> _GOAL_: Pull out each line below that contains the string "filed" and copy it in full. Case counts.

> _EXERCISE DATA_:

****************

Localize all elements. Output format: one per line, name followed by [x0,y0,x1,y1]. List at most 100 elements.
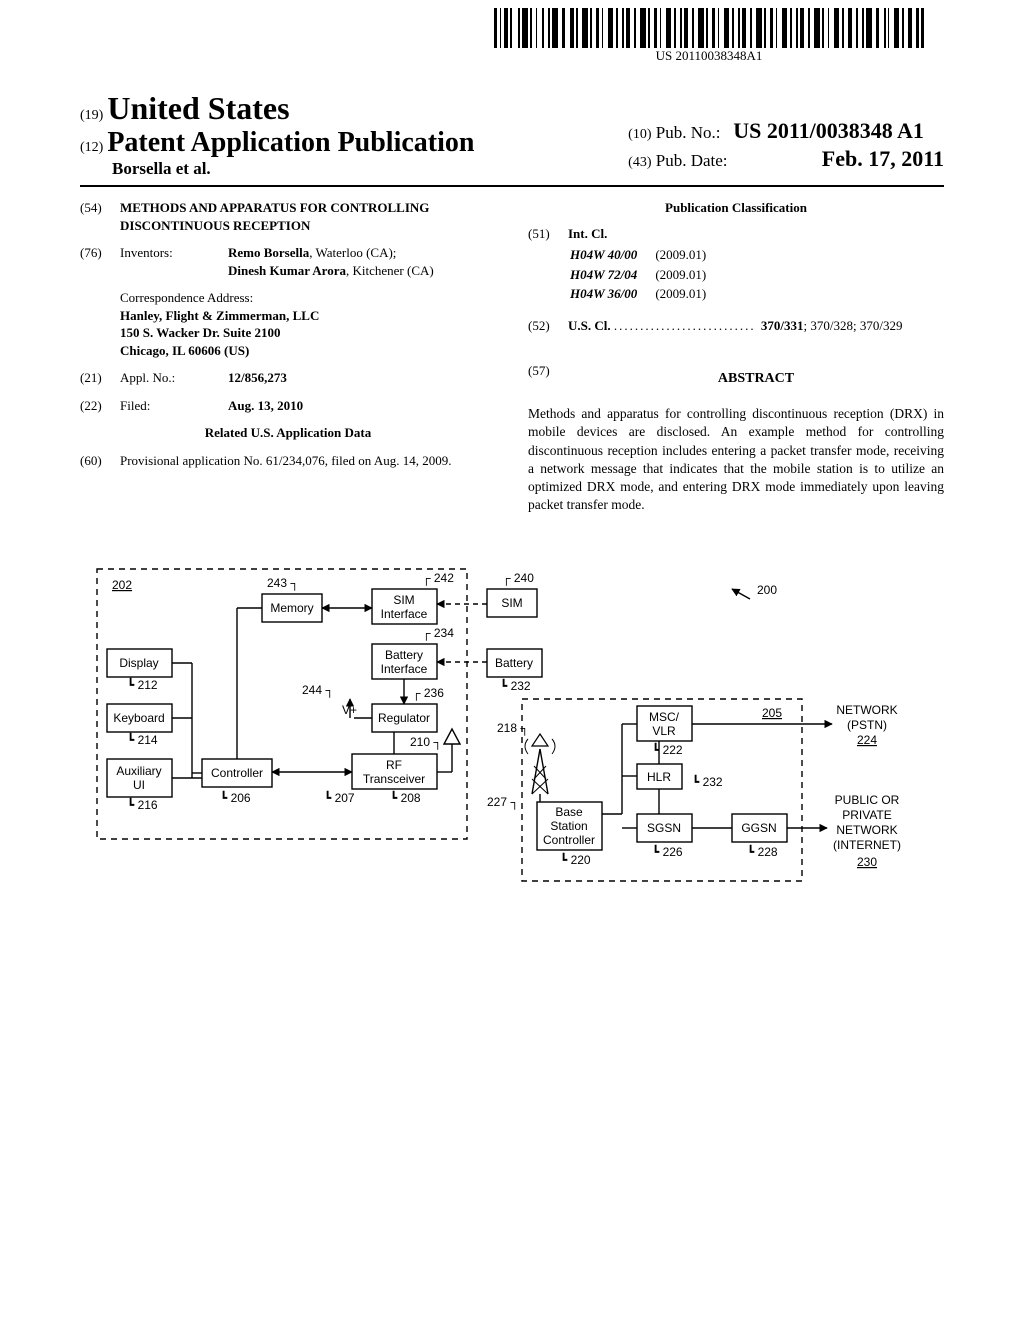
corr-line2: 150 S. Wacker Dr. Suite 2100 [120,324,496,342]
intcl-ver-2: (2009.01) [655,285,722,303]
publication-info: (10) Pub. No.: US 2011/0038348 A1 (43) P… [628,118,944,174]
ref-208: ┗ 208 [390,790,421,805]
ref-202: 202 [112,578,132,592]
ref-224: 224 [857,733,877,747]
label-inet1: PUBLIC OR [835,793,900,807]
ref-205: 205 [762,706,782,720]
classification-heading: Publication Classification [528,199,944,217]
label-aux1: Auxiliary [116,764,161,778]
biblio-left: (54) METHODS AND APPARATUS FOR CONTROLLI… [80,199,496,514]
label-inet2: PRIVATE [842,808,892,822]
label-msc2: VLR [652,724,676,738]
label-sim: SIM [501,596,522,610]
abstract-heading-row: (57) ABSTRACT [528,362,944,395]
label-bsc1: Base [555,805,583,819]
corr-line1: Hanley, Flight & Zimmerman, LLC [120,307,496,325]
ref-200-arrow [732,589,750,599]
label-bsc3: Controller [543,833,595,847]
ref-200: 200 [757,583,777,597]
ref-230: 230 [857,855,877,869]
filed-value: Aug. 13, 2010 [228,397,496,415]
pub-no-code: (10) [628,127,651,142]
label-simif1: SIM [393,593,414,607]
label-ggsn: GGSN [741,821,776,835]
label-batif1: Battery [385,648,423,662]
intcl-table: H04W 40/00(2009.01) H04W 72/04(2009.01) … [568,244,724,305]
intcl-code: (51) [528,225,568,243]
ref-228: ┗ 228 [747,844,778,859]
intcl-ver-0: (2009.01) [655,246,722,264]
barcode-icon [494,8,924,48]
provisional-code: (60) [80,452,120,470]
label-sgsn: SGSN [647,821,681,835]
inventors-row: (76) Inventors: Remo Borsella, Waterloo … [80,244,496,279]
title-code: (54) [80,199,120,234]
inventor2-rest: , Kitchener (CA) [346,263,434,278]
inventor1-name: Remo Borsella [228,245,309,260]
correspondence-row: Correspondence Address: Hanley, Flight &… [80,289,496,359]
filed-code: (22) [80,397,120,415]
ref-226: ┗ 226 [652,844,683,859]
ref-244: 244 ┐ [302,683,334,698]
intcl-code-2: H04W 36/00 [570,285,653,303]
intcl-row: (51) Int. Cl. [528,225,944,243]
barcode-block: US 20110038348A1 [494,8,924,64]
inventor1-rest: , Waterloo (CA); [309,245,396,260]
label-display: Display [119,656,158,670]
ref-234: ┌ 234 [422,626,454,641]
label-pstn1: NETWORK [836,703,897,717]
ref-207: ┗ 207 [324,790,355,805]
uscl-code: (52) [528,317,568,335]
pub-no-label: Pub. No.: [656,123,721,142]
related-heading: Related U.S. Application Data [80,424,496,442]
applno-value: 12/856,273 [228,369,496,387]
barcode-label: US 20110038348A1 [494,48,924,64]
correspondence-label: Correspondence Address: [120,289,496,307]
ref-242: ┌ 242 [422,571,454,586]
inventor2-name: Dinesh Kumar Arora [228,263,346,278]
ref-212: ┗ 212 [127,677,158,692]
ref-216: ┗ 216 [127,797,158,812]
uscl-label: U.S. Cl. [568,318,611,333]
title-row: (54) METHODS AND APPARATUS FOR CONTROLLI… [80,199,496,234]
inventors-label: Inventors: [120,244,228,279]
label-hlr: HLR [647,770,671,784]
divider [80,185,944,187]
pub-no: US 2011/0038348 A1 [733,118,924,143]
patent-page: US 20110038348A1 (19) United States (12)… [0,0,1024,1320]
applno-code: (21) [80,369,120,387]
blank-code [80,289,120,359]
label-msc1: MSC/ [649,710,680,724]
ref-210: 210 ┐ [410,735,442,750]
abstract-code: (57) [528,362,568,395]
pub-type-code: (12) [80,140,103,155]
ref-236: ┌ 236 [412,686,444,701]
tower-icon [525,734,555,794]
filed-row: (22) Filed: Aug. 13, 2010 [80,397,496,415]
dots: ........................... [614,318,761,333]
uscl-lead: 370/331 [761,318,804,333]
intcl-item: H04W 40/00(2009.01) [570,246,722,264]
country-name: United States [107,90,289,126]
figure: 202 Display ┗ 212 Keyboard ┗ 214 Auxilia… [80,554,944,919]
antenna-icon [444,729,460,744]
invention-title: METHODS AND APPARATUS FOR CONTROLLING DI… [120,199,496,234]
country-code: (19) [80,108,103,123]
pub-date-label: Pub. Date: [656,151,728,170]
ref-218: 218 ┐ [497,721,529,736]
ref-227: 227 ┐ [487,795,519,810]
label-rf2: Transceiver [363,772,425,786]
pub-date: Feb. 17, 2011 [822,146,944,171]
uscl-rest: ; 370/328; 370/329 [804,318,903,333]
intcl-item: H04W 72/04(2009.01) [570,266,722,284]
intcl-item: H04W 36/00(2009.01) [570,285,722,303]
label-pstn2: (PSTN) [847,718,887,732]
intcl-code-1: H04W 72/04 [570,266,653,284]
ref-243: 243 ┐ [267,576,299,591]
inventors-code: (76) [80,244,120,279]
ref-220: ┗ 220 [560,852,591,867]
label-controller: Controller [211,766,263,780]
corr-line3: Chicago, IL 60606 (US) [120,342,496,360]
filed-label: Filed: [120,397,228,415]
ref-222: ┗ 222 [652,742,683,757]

****************

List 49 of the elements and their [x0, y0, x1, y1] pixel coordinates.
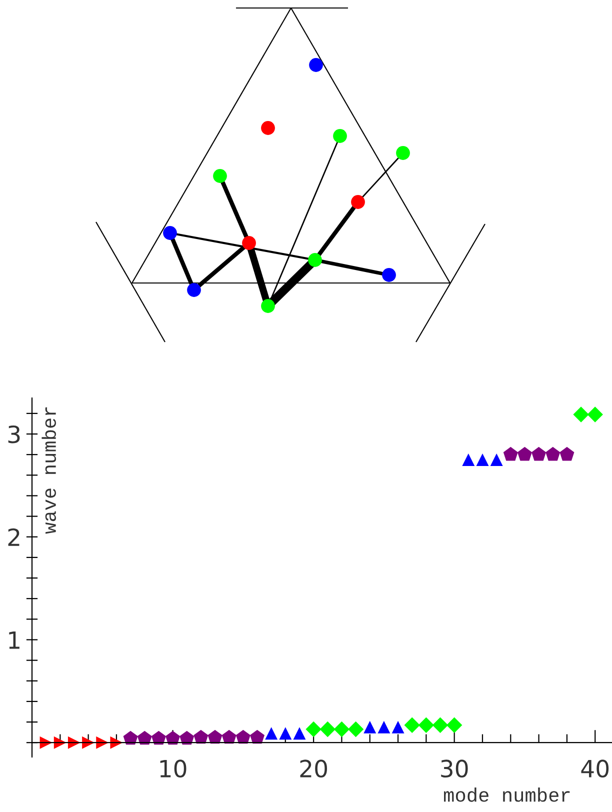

****************

> _TASK RESPONSE_:
filed-value: Aug. 13, 2010 [228,397,496,415]
filed-code: (22) [80,397,120,415]
filed-row: (22) Filed: Aug. 13, 2010 [80,397,496,415]
filed-label: Filed: [120,397,228,415]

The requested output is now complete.